--- START Dataset rows ---

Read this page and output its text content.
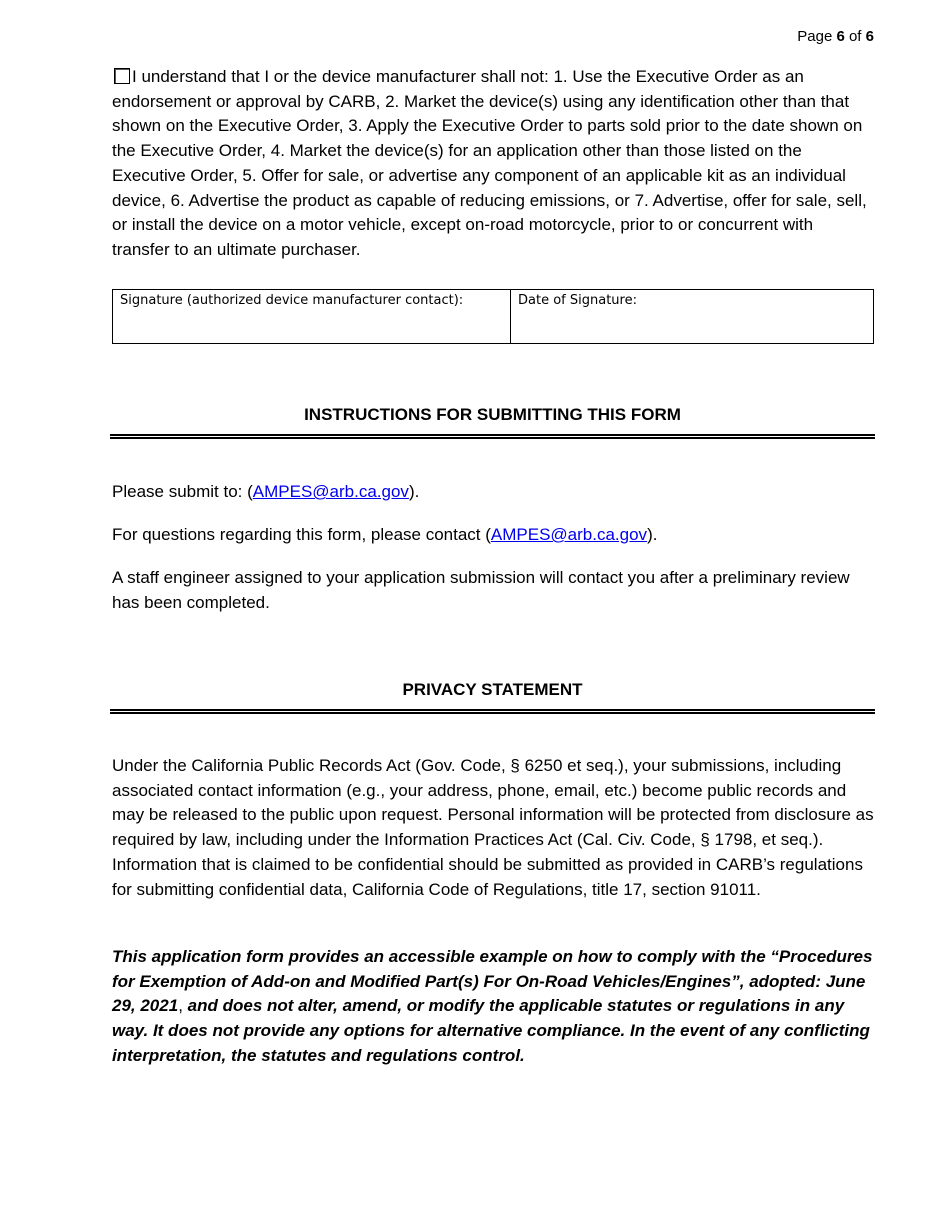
Page 6 of 6
I understand that I or the device manufacturer shall not: 1. Use the Executive Order as an endorsement or approval by CARB, 2. Market the device(s) using any identification other than that shown on the Executive Order, 3. Apply the Executive Order to parts sold prior to the date shown on the Executive Order, 4. Market the device(s) for an application other than those listed on the Executive Order, 5. Offer for sale, or advertise any component of an applicable kit as an individual device, 6. Advertise the product as capable of reducing emissions, or 7. Advertise, offer for sale, sell, or install the device on a motor vehicle, except on-road motorcycle, prior to or concurrent with transfer to an ultimate purchaser.
Signature (authorized device manufacturer contact):	Date of Signature:
INSTRUCTIONS FOR SUBMITTING THIS FORM

Please submit to: (AMPES@arb.ca.gov).

For questions regarding this form, please contact (AMPES@arb.ca.gov).

A staff engineer assigned to your application submission will contact you after a preliminary review has been completed.

PRIVACY STATEMENT

Under the California Public Records Act (Gov. Code, § 6250 et seq.), your submissions, including associated contact information (e.g., your address, phone, email, etc.) become public records and may be released to the public upon request. Personal information will be protected from disclosure as required by law, including under the Information Practices Act (Cal. Civ. Code, § 1798, et seq.). Information that is claimed to be confidential should be submitted as provided in CARB’s regulations for submitting confidential data, California Code of Regulations, title 17, section 91011.

This application form provides an accessible example on how to comply with the “Procedures for Exemption of Add-on and Modified Part(s) For On-Road Vehicles/Engines”, adopted: June 29, 2021, and does not alter, amend, or modify the applicable statutes or regulations in any way. It does not provide any options for alternative compliance. In the event of any conflicting interpretation, the statutes and regulations control.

--- END Dataset rows ---

Given exercise. Repeat all the records above exactly, leaving out any pictures.

Output for this exercise.
Read this page and output its text content.
Page 6 of 6
I understand that I or the device manufacturer shall not: 1. Use the Executive Order as an endorsement or approval by CARB, 2. Market the device(s) using any identification other than that shown on the Executive Order, 3. Apply the Executive Order to parts sold prior to the date shown on the Executive Order, 4. Market the device(s) for an application other than those listed on the Executive Order, 5. Offer for sale, or advertise any component of an applicable kit as an individual device, 6. Advertise the product as capable of reducing emissions, or 7. Advertise, offer for sale, sell, or install the device on a motor vehicle, except on-road motorcycle, prior to or concurrent with transfer to an ultimate purchaser.
Signature (authorized device manufacturer contact):	Date of Signature:
INSTRUCTIONS FOR SUBMITTING THIS FORM

Please submit to: (AMPES@arb.ca.gov).

For questions regarding this form, please contact (AMPES@arb.ca.gov).

A staff engineer assigned to your application submission will contact you after a preliminary review has been completed.

PRIVACY STATEMENT

Under the California Public Records Act (Gov. Code, § 6250 et seq.), your submissions, including associated contact information (e.g., your address, phone, email, etc.) become public records and may be released to the public upon request. Personal information will be protected from disclosure as required by law, including under the Information Practices Act (Cal. Civ. Code, § 1798, et seq.). Information that is claimed to be confidential should be submitted as provided in CARB’s regulations for submitting confidential data, California Code of Regulations, title 17, section 91011.

This application form provides an accessible example on how to comply with the “Procedures for Exemption of Add-on and Modified Part(s) For On-Road Vehicles/Engines”, adopted: June 29, 2021, and does not alter, amend, or modify the applicable statutes or regulations in any way. It does not provide any options for alternative compliance. In the event of any conflicting interpretation, the statutes and regulations control.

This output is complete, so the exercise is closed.